[OBJECTIVE]
Identify and copy all lines of the material where the string "screenshot" is found.

— START OF DATA SHOWN —

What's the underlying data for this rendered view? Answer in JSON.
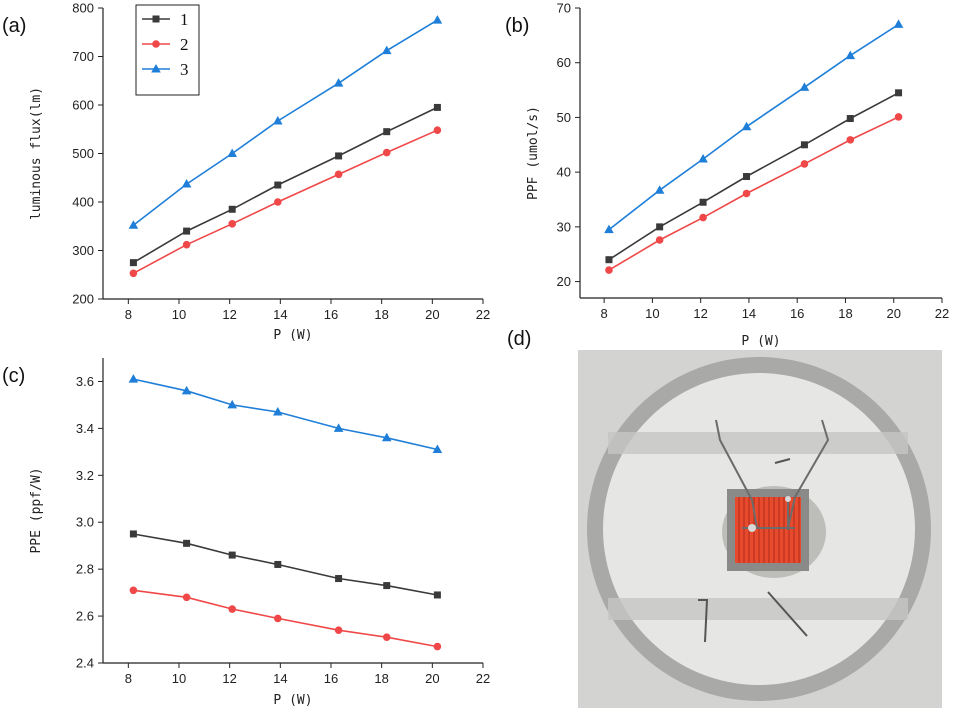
{
  "panel_labels": {
    "a": "(a)",
    "b": "(b)",
    "c": "(c)",
    "d": "(d)"
  },
  "colors": {
    "s1": "#3a3a3a",
    "s2": "#f04848",
    "s3": "#1f7fd8"
  },
  "chart_data": [
    {
      "id": "a",
      "type": "line",
      "title": "",
      "xlabel": "P (W)",
      "ylabel": "luminous flux(lm)",
      "xlim": [
        7,
        22
      ],
      "ylim": [
        200,
        800
      ],
      "xticks": [
        8,
        10,
        12,
        14,
        16,
        18,
        20,
        22
      ],
      "yticks": [
        200,
        300,
        400,
        500,
        600,
        700,
        800
      ],
      "x": [
        8.2,
        10.3,
        12.1,
        13.9,
        16.3,
        18.2,
        20.2
      ],
      "legend": {
        "position": "top-left",
        "entries": [
          "1",
          "2",
          "3"
        ]
      },
      "series": [
        {
          "name": "1",
          "marker": "square",
          "color": "#3a3a3a",
          "values": [
            275,
            340,
            385,
            435,
            495,
            545,
            595
          ]
        },
        {
          "name": "2",
          "marker": "circle",
          "color": "#f04848",
          "values": [
            253,
            312,
            355,
            400,
            457,
            502,
            548
          ]
        },
        {
          "name": "3",
          "marker": "triangle",
          "color": "#1f7fd8",
          "values": [
            352,
            437,
            500,
            567,
            645,
            712,
            775
          ]
        }
      ]
    },
    {
      "id": "b",
      "type": "line",
      "title": "",
      "xlabel": "P (W)",
      "ylabel": "PPF (umol/s)",
      "xlim": [
        7,
        22
      ],
      "ylim": [
        17,
        70
      ],
      "xticks": [
        8,
        10,
        12,
        14,
        16,
        18,
        20,
        22
      ],
      "yticks": [
        20,
        30,
        40,
        50,
        60,
        70
      ],
      "x": [
        8.2,
        10.3,
        12.1,
        13.9,
        16.3,
        18.2,
        20.2
      ],
      "series": [
        {
          "name": "1",
          "marker": "square",
          "color": "#3a3a3a",
          "values": [
            24.0,
            30.0,
            34.5,
            39.2,
            45.0,
            49.8,
            54.5
          ]
        },
        {
          "name": "2",
          "marker": "circle",
          "color": "#f04848",
          "values": [
            22.1,
            27.6,
            31.7,
            36.1,
            41.5,
            45.9,
            50.1
          ]
        },
        {
          "name": "3",
          "marker": "triangle",
          "color": "#1f7fd8",
          "values": [
            29.5,
            36.7,
            42.4,
            48.3,
            55.5,
            61.3,
            67.0
          ]
        }
      ]
    },
    {
      "id": "c",
      "type": "line",
      "title": "",
      "xlabel": "P (W)",
      "ylabel": "PPE (ppf/W)",
      "xlim": [
        7,
        22
      ],
      "ylim": [
        2.4,
        3.7
      ],
      "xticks": [
        8,
        10,
        12,
        14,
        16,
        18,
        20,
        22
      ],
      "yticks": [
        2.4,
        2.6,
        2.8,
        3.0,
        3.2,
        3.4,
        3.6
      ],
      "x": [
        8.2,
        10.3,
        12.1,
        13.9,
        16.3,
        18.2,
        20.2
      ],
      "series": [
        {
          "name": "1",
          "marker": "square",
          "color": "#3a3a3a",
          "values": [
            2.95,
            2.91,
            2.86,
            2.82,
            2.76,
            2.73,
            2.69
          ]
        },
        {
          "name": "2",
          "marker": "circle",
          "color": "#f04848",
          "values": [
            2.71,
            2.68,
            2.63,
            2.59,
            2.54,
            2.51,
            2.47
          ]
        },
        {
          "name": "3",
          "marker": "triangle",
          "color": "#1f7fd8",
          "values": [
            3.61,
            3.56,
            3.5,
            3.47,
            3.4,
            3.36,
            3.31
          ]
        }
      ]
    }
  ]
}
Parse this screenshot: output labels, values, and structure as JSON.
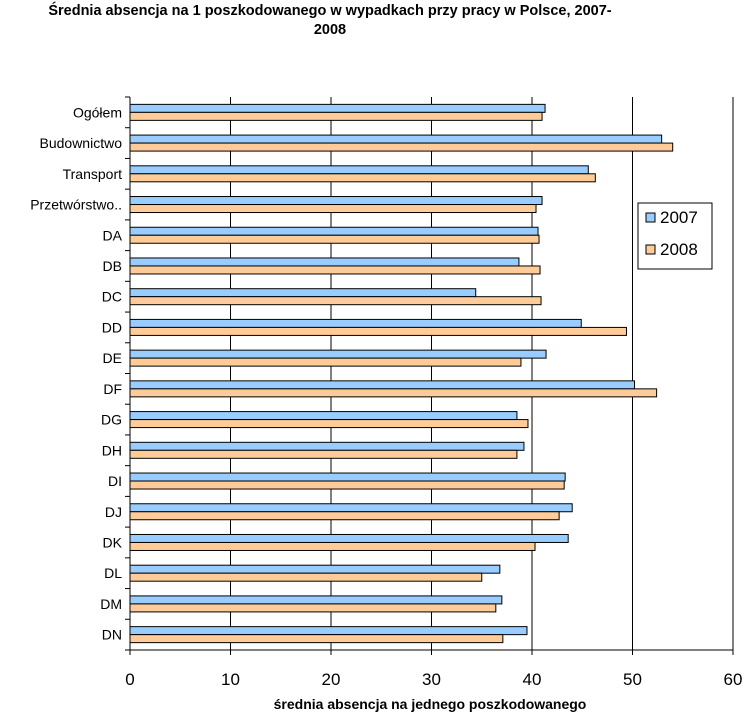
{
  "chart_data": {
    "type": "bar",
    "orientation": "horizontal",
    "title": "Średnia absencja na 1 poszkodowanego w wypadkach przy pracy w Polsce, 2007-2008",
    "title_lines": [
      "Średnia absencja na 1 poszkodowanego w wypadkach przy pracy w Polsce, 2007-",
      "2008"
    ],
    "xlabel": "średnia absencja na jednego poszkodowanego",
    "ylabel": "",
    "xlim": [
      0,
      60
    ],
    "x_ticks": [
      "0",
      "10",
      "20",
      "30",
      "40",
      "50",
      "60"
    ],
    "grid": "vertical",
    "legend_position": "right",
    "categories": [
      "Ogółem",
      "Budownictwo",
      "Transport",
      "Przetwórstwo..",
      "DA",
      "DB",
      "DC",
      "DD",
      "DE",
      "DF",
      "DG",
      "DH",
      "DI",
      "DJ",
      "DK",
      "DL",
      "DM",
      "DN"
    ],
    "series": [
      {
        "name": "2007",
        "color": "#99CCFF",
        "values": [
          41.3,
          52.9,
          45.6,
          41.0,
          40.6,
          38.7,
          34.4,
          44.9,
          41.4,
          50.2,
          38.5,
          39.2,
          43.3,
          44.0,
          43.6,
          36.8,
          37.0,
          39.5
        ]
      },
      {
        "name": "2008",
        "color": "#FFCC99",
        "values": [
          41.0,
          54.0,
          46.3,
          40.4,
          40.7,
          40.8,
          40.9,
          49.4,
          38.9,
          52.4,
          39.6,
          38.5,
          43.2,
          42.7,
          40.3,
          35.0,
          36.4,
          37.1
        ]
      }
    ]
  }
}
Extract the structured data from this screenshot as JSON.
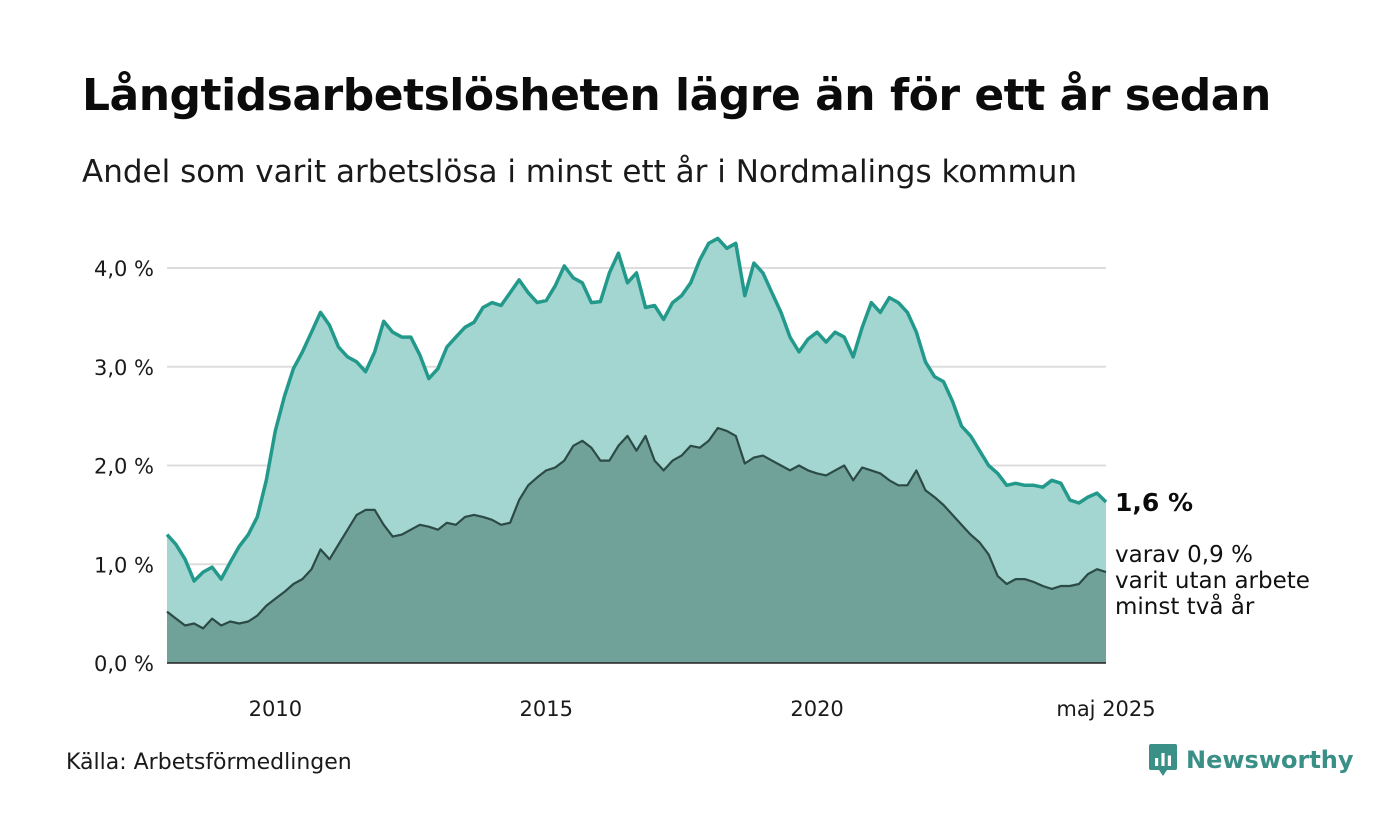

— END OF DATA SHOWN —

[EXERCISE ANSWER]
Parse this screenshot: output labels, values, and structure as JSON.
Extract the structured data from this screenshot as JSON.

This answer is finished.